Lines of data

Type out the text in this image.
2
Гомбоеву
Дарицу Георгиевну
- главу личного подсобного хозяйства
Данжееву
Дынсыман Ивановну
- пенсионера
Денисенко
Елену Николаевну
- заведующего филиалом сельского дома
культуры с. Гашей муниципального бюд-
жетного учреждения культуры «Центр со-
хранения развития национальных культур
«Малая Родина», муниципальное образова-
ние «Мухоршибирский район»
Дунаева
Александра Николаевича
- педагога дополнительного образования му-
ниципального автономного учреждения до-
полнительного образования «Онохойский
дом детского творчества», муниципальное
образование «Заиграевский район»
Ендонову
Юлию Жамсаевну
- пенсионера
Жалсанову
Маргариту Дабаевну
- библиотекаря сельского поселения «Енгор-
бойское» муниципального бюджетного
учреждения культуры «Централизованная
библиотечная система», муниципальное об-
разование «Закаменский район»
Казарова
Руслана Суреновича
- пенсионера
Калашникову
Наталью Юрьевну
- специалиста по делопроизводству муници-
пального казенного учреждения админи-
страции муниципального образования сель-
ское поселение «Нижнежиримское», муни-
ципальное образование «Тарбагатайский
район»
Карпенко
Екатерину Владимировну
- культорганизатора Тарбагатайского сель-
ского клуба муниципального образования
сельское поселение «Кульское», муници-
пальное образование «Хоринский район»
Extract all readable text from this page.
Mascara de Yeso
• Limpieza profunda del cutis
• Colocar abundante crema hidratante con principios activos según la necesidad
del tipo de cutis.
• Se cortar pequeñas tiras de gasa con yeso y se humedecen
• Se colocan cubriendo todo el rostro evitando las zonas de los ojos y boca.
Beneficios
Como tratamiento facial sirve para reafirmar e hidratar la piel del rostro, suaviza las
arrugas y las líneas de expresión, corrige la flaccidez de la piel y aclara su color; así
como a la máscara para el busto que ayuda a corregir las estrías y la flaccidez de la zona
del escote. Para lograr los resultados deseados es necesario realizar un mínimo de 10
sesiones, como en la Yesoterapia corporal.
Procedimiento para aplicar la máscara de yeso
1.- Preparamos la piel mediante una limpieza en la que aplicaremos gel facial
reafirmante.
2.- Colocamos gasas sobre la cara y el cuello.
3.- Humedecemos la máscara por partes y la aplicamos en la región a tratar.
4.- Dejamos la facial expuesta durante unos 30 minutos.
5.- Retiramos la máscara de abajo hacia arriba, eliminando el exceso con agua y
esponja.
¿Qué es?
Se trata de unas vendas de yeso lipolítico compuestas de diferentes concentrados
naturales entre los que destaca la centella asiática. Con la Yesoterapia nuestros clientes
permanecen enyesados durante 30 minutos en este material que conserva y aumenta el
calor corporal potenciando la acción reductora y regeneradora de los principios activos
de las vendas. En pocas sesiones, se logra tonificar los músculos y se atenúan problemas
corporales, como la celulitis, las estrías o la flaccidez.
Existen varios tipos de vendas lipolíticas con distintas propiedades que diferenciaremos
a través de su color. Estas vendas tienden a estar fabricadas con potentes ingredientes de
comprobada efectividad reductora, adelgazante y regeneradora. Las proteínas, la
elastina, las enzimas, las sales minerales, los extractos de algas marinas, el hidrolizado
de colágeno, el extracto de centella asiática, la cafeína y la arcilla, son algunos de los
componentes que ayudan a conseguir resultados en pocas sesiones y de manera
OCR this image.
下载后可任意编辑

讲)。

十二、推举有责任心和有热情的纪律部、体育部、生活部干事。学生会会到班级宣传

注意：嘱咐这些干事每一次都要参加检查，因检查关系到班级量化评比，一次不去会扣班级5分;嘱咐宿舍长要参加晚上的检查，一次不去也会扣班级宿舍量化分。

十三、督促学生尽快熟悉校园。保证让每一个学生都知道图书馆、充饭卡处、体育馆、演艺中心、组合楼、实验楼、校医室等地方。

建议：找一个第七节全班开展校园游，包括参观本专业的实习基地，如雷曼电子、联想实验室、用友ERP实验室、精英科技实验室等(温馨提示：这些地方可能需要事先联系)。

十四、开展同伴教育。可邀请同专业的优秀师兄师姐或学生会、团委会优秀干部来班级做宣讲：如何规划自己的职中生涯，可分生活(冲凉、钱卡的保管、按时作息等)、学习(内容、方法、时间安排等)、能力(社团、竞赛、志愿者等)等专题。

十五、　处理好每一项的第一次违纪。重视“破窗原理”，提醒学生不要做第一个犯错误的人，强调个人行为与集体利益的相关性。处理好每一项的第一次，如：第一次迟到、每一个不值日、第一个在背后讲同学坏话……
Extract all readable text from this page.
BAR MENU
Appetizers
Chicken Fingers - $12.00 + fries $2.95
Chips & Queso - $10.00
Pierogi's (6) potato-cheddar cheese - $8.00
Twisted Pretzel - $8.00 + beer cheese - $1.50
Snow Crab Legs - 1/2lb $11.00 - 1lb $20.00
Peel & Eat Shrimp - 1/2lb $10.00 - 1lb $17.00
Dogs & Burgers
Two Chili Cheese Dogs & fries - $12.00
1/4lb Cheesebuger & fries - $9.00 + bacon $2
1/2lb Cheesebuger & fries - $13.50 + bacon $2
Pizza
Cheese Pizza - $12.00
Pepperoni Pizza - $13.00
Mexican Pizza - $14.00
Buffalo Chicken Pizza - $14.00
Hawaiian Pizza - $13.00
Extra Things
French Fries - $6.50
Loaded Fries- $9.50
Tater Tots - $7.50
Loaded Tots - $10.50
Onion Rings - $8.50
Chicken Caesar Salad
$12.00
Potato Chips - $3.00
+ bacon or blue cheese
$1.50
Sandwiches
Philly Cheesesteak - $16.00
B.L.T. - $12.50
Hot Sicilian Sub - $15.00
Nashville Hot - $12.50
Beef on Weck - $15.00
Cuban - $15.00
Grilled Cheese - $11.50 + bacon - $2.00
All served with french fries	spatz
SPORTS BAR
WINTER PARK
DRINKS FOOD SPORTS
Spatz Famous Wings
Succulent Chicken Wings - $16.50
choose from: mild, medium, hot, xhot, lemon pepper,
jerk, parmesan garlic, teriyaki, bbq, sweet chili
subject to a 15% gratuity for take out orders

> **Short problem**
Write out all of the records once more, exactly.

> **Exercise output**
Type out the text in this image.
2
Гомбоеву
Дарицу Георгиевну
- главу личного подсобного хозяйства
Данжееву
Дынсыман Ивановну
- пенсионера
Денисенко
Елену Николаевну
- заведующего филиалом сельского дома
культуры с. Гашей муниципального бюд-
жетного учреждения культуры «Центр со-
хранения развития национальных культур
«Малая Родина», муниципальное образова-
ние «Мухоршибирский район»
Дунаева
Александра Николаевича
- педагога дополнительного образования му-
ниципального автономного учреждения до-
полнительного образования «Онохойский
дом детского творчества», муниципальное
образование «Заиграевский район»
Ендонову
Юлию Жамсаевну
- пенсионера
Жалсанову
Маргариту Дабаевну
- библиотекаря сельского поселения «Енгор-
бойское» муниципального бюджетного
учреждения культуры «Централизованная
библиотечная система», муниципальное об-
разование «Закаменский район»
Казарова
Руслана Суреновича
- пенсионера
Калашникову
Наталью Юрьевну
- специалиста по делопроизводству муници-
пального казенного учреждения админи-
страции муниципального образования сель-
ское поселение «Нижнежиримское», муни-
ципальное образование «Тарбагатайский
район»
Карпенко
Екатерину Владимировну
- культорганизатора Тарбагатайского сель-
ского клуба муниципального образования
сельское поселение «Кульское», муници-
пальное образование «Хоринский район»
Extract all readable text from this page.
Mascara de Yeso
• Limpieza profunda del cutis
• Colocar abundante crema hidratante con principios activos según la necesidad
del tipo de cutis.
• Se cortar pequeñas tiras de gasa con yeso y se humedecen
• Se colocan cubriendo todo el rostro evitando las zonas de los ojos y boca.
Beneficios
Como tratamiento facial sirve para reafirmar e hidratar la piel del rostro, suaviza las
arrugas y las líneas de expresión, corrige la flaccidez de la piel y aclara su color; así
como a la máscara para el busto que ayuda a corregir las estrías y la flaccidez de la zona
del escote. Para lograr los resultados deseados es necesario realizar un mínimo de 10
sesiones, como en la Yesoterapia corporal.
Procedimiento para aplicar la máscara de yeso
1.- Preparamos la piel mediante una limpieza en la que aplicaremos gel facial
reafirmante.
2.- Colocamos gasas sobre la cara y el cuello.
3.- Humedecemos la máscara por partes y la aplicamos en la región a tratar.
4.- Dejamos la facial expuesta durante unos 30 minutos.
5.- Retiramos la máscara de abajo hacia arriba, eliminando el exceso con agua y
esponja.
¿Qué es?
Se trata de unas vendas de yeso lipolítico compuestas de diferentes concentrados
naturales entre los que destaca la centella asiática. Con la Yesoterapia nuestros clientes
permanecen enyesados durante 30 minutos en este material que conserva y aumenta el
calor corporal potenciando la acción reductora y regeneradora de los principios activos
de las vendas. En pocas sesiones, se logra tonificar los músculos y se atenúan problemas
corporales, como la celulitis, las estrías o la flaccidez.
Existen varios tipos de vendas lipolíticas con distintas propiedades que diferenciaremos
a través de su color. Estas vendas tienden a estar fabricadas con potentes ingredientes de
comprobada efectividad reductora, adelgazante y regeneradora. Las proteínas, la
elastina, las enzimas, las sales minerales, los extractos de algas marinas, el hidrolizado
de colágeno, el extracto de centella asiática, la cafeína y la arcilla, son algunos de los
componentes que ayudan a conseguir resultados en pocas sesiones y de manera
OCR this image.
下载后可任意编辑

讲)。

十二、推举有责任心和有热情的纪律部、体育部、生活部干事。学生会会到班级宣传

注意：嘱咐这些干事每一次都要参加检查，因检查关系到班级量化评比，一次不去会扣班级5分;嘱咐宿舍长要参加晚上的检查，一次不去也会扣班级宿舍量化分。

十三、督促学生尽快熟悉校园。保证让每一个学生都知道图书馆、充饭卡处、体育馆、演艺中心、组合楼、实验楼、校医室等地方。

建议：找一个第七节全班开展校园游，包括参观本专业的实习基地，如雷曼电子、联想实验室、用友ERP实验室、精英科技实验室等(温馨提示：这些地方可能需要事先联系)。

十四、开展同伴教育。可邀请同专业的优秀师兄师姐或学生会、团委会优秀干部来班级做宣讲：如何规划自己的职中生涯，可分生活(冲凉、钱卡的保管、按时作息等)、学习(内容、方法、时间安排等)、能力(社团、竞赛、志愿者等)等专题。

十五、　处理好每一项的第一次违纪。重视“破窗原理”，提醒学生不要做第一个犯错误的人，强调个人行为与集体利益的相关性。处理好每一项的第一次，如：第一次迟到、每一个不值日、第一个在背后讲同学坏话……
Extract all readable text from this page.
BAR MENU
Appetizers
Chicken Fingers - $12.00 + fries $2.95
Chips & Queso - $10.00
Pierogi's (6) potato-cheddar cheese - $8.00
Twisted Pretzel - $8.00 + beer cheese - $1.50
Snow Crab Legs - 1/2lb $11.00 - 1lb $20.00
Peel & Eat Shrimp - 1/2lb $10.00 - 1lb $17.00
Dogs & Burgers
Two Chili Cheese Dogs & fries - $12.00
1/4lb Cheesebuger & fries - $9.00 + bacon $2
1/2lb Cheesebuger & fries - $13.50 + bacon $2
Pizza
Cheese Pizza - $12.00
Pepperoni Pizza - $13.00
Mexican Pizza - $14.00
Buffalo Chicken Pizza - $14.00
Hawaiian Pizza - $13.00
Extra Things
French Fries - $6.50
Loaded Fries- $9.50
Tater Tots - $7.50
Loaded Tots - $10.50
Onion Rings - $8.50
Chicken Caesar Salad
$12.00
Potato Chips - $3.00
+ bacon or blue cheese
$1.50
Sandwiches
Philly Cheesesteak - $16.00
B.L.T. - $12.50
Hot Sicilian Sub - $15.00
Nashville Hot - $12.50
Beef on Weck - $15.00
Cuban - $15.00
Grilled Cheese - $11.50 + bacon - $2.00
All served with french fries	spatz
SPORTS BAR
WINTER PARK
DRINKS FOOD SPORTS
Spatz Famous Wings
Succulent Chicken Wings - $16.50
choose from: mild, medium, hot, xhot, lemon pepper,
jerk, parmesan garlic, teriyaki, bbq, sweet chili
subject to a 15% gratuity for take out orders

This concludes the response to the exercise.